(Data records)
================================

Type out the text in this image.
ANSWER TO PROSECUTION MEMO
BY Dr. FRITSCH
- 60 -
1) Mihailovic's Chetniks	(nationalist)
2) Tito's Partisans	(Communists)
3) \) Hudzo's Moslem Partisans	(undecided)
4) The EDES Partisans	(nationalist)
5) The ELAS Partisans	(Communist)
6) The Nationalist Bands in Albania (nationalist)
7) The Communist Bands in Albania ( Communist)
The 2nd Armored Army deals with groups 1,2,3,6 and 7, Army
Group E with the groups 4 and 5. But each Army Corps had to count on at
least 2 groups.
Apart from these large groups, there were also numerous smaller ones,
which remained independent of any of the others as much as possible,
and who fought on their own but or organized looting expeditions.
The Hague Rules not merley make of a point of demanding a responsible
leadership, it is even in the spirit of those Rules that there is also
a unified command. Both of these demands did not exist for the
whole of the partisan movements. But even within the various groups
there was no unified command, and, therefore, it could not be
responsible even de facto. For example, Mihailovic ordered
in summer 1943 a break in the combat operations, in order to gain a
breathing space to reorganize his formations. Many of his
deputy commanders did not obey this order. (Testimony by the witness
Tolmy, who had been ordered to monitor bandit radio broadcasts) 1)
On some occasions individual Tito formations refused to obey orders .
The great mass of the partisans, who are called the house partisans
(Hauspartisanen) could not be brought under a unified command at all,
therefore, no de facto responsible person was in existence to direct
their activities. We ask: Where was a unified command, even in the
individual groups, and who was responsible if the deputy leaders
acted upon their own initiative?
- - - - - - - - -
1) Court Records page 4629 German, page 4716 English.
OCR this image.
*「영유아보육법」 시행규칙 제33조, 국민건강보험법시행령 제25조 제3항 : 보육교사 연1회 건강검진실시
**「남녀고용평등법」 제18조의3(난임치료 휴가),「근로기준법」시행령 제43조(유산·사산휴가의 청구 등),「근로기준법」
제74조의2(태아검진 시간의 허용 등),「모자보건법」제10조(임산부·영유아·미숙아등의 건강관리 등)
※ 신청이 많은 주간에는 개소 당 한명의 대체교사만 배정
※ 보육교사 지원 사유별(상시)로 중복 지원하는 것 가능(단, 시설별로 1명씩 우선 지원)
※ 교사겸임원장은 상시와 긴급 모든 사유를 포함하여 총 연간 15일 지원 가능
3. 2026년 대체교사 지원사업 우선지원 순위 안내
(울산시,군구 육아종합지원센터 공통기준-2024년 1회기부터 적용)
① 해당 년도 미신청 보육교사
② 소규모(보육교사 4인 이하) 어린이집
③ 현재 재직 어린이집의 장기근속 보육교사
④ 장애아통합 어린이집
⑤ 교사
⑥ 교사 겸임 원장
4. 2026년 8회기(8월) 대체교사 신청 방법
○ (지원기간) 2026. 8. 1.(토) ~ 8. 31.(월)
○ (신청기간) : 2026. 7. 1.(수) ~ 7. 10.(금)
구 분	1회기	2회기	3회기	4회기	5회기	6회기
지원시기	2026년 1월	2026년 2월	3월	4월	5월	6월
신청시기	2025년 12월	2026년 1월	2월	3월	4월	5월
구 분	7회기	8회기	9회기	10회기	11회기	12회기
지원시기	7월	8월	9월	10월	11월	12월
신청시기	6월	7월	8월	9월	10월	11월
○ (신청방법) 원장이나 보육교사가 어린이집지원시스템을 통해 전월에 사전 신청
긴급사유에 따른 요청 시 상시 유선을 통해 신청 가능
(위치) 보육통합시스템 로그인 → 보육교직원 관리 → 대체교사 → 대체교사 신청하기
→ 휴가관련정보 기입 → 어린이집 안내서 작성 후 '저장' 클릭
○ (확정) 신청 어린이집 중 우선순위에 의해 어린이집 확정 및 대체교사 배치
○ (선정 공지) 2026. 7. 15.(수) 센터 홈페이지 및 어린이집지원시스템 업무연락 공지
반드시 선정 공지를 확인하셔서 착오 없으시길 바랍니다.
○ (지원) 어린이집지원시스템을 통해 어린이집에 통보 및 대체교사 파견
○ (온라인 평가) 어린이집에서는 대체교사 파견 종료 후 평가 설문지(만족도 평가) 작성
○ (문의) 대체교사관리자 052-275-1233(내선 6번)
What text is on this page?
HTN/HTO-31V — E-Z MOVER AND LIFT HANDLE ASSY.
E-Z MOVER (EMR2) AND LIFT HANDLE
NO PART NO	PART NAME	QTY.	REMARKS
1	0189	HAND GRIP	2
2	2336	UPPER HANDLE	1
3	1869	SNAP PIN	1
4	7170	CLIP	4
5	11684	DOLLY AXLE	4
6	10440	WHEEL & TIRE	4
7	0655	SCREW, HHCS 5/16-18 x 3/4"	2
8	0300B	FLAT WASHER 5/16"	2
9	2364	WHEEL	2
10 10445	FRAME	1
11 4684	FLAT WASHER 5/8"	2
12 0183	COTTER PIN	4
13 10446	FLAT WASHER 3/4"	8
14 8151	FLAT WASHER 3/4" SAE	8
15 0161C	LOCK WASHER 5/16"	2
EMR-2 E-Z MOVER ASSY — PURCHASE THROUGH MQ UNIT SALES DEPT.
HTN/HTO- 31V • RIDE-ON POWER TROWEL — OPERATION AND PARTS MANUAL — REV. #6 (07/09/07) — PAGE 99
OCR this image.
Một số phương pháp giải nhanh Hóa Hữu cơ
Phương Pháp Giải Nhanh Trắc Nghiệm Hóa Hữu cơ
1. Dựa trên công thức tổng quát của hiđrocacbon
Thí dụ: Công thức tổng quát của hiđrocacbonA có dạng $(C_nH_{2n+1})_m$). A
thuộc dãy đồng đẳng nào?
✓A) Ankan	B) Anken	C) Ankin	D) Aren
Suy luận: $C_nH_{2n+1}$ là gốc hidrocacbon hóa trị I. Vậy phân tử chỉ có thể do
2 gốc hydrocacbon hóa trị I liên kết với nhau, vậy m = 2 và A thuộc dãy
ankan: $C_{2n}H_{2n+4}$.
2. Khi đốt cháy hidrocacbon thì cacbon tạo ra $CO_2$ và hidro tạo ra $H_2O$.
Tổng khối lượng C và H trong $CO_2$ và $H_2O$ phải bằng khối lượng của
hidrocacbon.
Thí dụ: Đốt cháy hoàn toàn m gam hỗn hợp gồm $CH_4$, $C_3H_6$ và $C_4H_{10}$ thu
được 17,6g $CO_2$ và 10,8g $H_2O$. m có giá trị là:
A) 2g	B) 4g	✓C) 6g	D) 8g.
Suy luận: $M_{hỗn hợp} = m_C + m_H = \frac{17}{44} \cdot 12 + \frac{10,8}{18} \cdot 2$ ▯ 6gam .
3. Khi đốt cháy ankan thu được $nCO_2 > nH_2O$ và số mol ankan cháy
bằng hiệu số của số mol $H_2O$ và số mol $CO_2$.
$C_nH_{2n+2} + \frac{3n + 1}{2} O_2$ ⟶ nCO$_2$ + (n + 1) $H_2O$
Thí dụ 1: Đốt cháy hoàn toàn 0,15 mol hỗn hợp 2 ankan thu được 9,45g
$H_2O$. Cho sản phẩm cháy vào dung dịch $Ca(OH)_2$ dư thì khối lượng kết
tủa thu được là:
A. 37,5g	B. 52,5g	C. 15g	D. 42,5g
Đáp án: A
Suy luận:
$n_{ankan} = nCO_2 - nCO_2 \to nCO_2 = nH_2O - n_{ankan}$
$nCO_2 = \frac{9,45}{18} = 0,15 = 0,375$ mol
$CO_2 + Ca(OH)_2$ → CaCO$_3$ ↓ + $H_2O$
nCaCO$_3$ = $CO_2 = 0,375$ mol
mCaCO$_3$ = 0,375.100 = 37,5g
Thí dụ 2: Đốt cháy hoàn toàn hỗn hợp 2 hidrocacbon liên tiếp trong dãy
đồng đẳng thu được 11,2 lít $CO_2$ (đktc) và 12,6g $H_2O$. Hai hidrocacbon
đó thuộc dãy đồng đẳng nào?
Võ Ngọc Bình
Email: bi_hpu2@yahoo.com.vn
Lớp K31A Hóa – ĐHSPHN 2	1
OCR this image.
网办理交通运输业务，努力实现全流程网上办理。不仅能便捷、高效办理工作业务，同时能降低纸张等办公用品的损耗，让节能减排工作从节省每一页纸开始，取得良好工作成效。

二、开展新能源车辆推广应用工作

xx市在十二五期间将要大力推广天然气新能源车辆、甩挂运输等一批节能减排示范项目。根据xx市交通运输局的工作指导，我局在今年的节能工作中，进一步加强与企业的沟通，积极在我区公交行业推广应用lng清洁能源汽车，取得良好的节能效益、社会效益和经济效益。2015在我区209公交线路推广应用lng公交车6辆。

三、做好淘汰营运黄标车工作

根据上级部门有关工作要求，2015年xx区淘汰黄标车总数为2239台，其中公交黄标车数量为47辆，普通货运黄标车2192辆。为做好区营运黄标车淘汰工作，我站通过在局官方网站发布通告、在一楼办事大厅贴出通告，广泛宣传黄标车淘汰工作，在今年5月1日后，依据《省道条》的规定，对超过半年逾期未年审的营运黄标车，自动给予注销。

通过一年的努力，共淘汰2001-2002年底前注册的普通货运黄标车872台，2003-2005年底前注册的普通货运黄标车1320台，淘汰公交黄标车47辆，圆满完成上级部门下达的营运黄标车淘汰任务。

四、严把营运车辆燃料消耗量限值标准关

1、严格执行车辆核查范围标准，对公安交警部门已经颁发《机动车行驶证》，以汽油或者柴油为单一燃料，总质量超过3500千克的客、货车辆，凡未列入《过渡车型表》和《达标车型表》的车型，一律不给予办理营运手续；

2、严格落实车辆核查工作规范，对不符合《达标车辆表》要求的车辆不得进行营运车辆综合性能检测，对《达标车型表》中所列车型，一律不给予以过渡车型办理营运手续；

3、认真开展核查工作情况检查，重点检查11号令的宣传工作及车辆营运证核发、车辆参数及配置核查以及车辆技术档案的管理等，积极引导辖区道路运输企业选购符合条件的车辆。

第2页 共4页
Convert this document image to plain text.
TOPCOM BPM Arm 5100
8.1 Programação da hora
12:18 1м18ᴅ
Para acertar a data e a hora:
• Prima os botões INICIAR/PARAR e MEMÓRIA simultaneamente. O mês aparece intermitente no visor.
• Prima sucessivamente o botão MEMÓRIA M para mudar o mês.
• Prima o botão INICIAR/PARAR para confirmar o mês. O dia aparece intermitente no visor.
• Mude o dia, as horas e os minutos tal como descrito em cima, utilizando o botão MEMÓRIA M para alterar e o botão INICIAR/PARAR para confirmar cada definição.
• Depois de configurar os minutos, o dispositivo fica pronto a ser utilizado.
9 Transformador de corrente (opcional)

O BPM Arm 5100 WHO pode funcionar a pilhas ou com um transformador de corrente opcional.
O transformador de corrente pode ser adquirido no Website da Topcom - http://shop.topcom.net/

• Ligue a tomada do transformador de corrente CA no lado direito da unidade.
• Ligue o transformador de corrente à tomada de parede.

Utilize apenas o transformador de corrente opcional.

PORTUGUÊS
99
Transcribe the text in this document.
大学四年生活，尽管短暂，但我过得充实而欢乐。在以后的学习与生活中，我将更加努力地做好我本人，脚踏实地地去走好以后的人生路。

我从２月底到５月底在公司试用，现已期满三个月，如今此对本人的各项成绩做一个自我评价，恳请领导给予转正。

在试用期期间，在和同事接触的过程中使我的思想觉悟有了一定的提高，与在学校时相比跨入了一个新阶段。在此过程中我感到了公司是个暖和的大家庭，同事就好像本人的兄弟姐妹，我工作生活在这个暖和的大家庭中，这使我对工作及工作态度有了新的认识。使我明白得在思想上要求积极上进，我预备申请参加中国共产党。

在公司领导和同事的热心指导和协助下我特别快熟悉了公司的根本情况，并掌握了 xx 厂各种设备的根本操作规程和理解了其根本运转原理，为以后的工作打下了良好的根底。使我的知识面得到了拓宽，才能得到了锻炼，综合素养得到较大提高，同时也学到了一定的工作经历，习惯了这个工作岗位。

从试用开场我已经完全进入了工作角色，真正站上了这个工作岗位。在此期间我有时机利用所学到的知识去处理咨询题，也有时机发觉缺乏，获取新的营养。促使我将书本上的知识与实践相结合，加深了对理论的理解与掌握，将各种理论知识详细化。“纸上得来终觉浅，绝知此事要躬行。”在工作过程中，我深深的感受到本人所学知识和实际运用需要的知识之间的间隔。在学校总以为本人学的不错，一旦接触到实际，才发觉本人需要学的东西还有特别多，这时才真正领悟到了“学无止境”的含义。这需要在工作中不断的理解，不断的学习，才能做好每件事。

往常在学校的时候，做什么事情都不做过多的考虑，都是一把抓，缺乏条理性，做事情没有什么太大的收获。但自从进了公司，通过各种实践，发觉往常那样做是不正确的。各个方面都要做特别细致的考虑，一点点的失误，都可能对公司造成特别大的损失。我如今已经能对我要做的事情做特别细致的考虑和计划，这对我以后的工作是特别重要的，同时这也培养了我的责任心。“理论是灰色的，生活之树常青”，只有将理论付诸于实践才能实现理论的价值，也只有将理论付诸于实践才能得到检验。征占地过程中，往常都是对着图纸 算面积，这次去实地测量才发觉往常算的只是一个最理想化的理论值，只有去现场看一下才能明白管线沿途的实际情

================================

TASK STATEMENT: Which lines of the material contain the string "corrente"? List each of them.

WRITTEN RESPONSE:
9 Transformador de corrente (opcional)
O BPM Arm 5100 WHO pode funcionar a pilhas ou com um transformador de corrente opcional.
O transformador de corrente pode ser adquirido no Website da Topcom - http://shop.topcom.net/
• Ligue a tomada do transformador de corrente CA no lado direito da unidade.
• Ligue o transformador de corrente à tomada de parede.
Utilize apenas o transformador de corrente opcional.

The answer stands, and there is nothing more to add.